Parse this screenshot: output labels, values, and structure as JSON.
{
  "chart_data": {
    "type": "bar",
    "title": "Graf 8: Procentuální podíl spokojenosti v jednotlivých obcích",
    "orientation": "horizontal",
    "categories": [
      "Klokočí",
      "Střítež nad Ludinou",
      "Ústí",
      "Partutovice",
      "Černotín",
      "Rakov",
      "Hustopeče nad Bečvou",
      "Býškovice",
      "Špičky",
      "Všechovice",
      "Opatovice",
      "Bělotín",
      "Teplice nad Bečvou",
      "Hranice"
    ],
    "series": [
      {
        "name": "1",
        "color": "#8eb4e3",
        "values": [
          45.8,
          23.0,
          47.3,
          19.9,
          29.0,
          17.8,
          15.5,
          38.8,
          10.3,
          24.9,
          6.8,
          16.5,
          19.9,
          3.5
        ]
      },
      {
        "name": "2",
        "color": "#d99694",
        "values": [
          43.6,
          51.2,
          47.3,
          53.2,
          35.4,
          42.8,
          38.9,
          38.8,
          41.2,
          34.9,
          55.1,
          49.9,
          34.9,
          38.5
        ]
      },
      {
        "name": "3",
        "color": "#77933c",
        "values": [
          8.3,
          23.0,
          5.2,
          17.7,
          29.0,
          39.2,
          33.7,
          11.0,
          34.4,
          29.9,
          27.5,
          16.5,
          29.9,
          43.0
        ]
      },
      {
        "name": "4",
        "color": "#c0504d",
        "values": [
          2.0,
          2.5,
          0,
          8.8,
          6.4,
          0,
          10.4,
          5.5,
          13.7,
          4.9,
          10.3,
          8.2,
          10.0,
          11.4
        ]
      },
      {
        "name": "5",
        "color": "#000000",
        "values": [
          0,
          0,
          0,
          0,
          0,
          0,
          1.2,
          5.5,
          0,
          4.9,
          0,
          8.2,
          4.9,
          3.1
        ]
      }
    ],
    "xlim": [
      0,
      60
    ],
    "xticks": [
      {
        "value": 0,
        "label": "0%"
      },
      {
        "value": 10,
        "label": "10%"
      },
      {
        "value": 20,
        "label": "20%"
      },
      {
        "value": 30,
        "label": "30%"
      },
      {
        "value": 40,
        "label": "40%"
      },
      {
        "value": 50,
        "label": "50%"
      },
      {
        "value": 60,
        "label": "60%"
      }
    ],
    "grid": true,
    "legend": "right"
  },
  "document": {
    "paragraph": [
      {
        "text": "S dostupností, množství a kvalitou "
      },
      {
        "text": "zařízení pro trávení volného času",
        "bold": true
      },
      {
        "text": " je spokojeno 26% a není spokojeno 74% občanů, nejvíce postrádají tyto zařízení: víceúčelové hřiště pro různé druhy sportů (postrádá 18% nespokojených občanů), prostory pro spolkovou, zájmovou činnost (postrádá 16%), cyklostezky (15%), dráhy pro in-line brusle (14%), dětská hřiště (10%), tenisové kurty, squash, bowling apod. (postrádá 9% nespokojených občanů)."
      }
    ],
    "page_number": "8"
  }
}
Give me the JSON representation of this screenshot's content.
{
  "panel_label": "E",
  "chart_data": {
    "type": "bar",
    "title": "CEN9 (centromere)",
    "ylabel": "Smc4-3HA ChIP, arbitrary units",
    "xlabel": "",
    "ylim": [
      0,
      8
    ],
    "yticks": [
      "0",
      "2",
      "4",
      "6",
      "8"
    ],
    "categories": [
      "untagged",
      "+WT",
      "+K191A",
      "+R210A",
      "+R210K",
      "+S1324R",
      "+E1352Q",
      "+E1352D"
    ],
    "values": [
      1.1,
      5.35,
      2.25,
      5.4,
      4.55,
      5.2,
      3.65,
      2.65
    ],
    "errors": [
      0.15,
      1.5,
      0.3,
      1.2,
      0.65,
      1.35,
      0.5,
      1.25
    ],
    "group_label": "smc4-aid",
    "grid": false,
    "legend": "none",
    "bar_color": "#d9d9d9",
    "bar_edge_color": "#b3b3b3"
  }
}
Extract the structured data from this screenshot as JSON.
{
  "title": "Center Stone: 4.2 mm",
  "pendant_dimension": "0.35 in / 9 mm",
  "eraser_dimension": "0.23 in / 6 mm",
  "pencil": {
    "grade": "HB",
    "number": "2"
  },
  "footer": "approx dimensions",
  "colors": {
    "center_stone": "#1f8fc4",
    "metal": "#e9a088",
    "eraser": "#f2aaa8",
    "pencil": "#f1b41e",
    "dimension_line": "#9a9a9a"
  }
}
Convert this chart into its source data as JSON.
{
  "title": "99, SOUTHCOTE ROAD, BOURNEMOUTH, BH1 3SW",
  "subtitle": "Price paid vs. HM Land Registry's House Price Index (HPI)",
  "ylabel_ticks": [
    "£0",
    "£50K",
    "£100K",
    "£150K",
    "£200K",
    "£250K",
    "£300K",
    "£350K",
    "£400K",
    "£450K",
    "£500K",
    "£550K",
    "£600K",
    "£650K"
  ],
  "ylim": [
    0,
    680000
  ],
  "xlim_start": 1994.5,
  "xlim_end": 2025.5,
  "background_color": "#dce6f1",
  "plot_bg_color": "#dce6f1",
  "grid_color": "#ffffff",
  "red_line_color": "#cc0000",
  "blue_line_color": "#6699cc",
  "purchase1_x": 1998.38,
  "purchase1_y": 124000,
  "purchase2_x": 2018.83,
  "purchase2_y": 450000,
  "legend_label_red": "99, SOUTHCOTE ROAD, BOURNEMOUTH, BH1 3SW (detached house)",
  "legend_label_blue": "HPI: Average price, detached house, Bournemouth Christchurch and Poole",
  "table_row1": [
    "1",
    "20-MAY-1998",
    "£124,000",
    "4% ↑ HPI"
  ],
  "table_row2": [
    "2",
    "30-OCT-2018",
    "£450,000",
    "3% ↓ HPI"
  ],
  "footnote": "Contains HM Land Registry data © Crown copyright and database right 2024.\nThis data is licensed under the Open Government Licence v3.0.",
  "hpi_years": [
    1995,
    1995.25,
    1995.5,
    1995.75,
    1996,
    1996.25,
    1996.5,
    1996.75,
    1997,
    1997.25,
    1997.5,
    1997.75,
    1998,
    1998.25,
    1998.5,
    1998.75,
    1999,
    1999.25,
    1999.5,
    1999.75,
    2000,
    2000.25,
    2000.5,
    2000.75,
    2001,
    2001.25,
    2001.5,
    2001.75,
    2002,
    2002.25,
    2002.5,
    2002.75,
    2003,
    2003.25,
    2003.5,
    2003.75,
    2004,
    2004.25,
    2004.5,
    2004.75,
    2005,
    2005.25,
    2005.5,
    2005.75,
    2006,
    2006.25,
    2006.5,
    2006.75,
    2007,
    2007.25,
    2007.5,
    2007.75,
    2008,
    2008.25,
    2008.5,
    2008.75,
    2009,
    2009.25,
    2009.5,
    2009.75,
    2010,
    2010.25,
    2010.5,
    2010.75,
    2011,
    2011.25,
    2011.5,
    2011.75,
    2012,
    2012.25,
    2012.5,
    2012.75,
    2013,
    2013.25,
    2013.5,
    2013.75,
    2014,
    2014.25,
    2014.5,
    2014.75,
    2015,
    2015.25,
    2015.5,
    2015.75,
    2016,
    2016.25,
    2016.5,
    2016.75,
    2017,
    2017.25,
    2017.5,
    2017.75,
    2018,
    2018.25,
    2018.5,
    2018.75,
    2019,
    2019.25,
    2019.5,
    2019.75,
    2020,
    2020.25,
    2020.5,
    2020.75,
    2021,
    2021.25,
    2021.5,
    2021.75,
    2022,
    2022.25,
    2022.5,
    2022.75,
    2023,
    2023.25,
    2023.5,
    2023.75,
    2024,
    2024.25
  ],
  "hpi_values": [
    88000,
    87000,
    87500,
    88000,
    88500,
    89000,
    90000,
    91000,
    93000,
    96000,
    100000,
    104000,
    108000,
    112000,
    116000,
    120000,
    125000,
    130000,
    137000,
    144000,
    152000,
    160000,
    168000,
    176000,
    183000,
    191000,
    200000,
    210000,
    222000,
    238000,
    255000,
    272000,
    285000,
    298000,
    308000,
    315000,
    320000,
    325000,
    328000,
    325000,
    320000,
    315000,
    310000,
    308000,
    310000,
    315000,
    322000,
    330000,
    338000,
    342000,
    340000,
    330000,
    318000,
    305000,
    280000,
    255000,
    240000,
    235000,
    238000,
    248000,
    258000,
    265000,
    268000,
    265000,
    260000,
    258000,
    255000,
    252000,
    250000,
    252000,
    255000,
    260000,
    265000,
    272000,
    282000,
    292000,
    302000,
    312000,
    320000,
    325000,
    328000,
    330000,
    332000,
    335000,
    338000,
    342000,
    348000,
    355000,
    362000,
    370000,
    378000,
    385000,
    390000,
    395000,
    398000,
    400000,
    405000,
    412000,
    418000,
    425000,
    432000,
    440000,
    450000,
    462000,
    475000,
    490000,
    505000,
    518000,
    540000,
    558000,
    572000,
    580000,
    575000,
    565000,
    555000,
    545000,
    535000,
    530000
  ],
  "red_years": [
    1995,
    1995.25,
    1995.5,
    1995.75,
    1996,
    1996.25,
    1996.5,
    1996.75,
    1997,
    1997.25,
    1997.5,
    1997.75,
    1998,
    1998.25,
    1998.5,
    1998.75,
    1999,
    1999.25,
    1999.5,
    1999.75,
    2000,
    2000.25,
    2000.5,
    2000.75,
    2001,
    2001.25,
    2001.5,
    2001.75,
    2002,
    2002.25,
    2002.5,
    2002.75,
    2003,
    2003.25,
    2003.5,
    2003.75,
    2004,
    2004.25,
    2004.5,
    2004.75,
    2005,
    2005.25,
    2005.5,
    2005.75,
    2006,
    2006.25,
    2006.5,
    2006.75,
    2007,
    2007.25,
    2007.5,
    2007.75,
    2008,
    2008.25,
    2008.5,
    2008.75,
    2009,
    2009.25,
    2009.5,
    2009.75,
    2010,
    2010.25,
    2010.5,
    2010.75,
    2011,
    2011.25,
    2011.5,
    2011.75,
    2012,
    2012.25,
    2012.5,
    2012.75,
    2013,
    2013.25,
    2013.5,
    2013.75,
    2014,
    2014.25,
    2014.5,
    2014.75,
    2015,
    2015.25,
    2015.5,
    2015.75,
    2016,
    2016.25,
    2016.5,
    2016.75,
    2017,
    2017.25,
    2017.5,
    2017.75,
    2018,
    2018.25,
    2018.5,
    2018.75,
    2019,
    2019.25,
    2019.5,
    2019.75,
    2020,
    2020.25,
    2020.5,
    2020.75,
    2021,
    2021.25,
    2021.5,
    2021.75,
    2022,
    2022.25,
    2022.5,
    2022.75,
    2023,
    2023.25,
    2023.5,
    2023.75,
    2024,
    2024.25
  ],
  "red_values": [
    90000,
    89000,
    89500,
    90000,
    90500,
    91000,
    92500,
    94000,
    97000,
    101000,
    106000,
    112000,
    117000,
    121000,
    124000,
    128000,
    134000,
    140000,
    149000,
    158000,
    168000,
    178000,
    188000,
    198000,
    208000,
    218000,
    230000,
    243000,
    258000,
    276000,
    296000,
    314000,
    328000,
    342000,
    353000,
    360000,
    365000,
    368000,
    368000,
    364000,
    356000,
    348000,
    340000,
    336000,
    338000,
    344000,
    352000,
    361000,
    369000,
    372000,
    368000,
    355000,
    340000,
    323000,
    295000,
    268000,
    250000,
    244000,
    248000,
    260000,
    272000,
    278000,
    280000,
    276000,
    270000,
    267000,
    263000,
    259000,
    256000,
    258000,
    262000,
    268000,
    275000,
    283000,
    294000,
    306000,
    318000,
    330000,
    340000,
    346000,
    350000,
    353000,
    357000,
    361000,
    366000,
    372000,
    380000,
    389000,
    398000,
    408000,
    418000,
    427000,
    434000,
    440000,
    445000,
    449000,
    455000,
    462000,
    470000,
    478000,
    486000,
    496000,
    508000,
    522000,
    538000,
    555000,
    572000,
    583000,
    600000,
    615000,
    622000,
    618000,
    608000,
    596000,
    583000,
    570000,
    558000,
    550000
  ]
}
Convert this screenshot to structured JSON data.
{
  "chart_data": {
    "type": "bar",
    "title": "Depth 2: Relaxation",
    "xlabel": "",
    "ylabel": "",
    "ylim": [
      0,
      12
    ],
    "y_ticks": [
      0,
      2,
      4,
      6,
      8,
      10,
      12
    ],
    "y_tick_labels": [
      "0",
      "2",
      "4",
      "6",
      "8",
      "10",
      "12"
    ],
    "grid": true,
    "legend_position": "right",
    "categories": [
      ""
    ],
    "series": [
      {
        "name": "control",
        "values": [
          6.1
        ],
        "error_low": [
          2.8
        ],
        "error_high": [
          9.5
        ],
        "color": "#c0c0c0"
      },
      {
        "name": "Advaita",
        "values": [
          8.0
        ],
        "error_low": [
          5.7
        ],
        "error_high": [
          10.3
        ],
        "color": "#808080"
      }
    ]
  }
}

→ WRITTEN INSTRUCTION
Collect every line from the records above that contains the word "structured".

→ WRITTEN SOLUTION
Extract the structured data from this screenshot as JSON.
Convert this screenshot to structured JSON data.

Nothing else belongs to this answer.